WHAT NEEDS TO BE DONE:
Search the records below for the word "Inline" and show every line where it occurs.

(Stored items from a collection)
..............................

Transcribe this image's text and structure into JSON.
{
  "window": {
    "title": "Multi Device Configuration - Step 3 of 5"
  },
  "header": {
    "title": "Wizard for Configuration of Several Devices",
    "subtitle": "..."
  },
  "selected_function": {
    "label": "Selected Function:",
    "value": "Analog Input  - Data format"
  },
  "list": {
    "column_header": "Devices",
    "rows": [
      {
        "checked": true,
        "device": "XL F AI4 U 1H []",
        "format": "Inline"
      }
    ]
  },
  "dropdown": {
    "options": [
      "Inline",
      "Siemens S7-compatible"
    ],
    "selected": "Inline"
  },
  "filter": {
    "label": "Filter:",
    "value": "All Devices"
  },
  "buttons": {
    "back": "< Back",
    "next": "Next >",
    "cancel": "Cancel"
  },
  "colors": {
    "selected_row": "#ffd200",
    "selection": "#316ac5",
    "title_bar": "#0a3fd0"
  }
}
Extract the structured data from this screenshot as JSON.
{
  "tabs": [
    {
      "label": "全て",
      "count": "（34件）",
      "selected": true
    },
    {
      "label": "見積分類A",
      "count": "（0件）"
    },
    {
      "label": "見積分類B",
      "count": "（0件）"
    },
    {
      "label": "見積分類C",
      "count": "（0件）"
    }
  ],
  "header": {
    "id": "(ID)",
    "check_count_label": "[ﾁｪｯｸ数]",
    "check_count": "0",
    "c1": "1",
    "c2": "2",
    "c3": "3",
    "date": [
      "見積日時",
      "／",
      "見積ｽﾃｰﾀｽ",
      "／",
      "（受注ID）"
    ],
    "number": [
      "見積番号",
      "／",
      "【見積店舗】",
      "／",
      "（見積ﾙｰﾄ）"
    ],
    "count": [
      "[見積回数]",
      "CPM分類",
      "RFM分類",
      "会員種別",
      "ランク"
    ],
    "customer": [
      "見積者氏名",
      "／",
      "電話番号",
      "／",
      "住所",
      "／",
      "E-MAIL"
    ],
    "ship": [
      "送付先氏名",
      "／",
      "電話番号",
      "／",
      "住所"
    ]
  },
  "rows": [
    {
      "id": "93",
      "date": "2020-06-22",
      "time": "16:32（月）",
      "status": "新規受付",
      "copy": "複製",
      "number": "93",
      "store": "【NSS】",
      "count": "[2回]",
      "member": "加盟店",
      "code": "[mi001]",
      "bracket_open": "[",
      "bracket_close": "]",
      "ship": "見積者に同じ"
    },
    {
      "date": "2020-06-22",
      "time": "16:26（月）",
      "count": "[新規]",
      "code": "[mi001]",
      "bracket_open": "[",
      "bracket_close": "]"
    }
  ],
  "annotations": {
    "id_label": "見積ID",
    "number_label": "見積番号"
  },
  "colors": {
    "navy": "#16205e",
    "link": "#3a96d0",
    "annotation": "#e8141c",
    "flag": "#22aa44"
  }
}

..............................

THE REPLY:
        "format": "Inline"
      "Inline",
    "selected": "Inline"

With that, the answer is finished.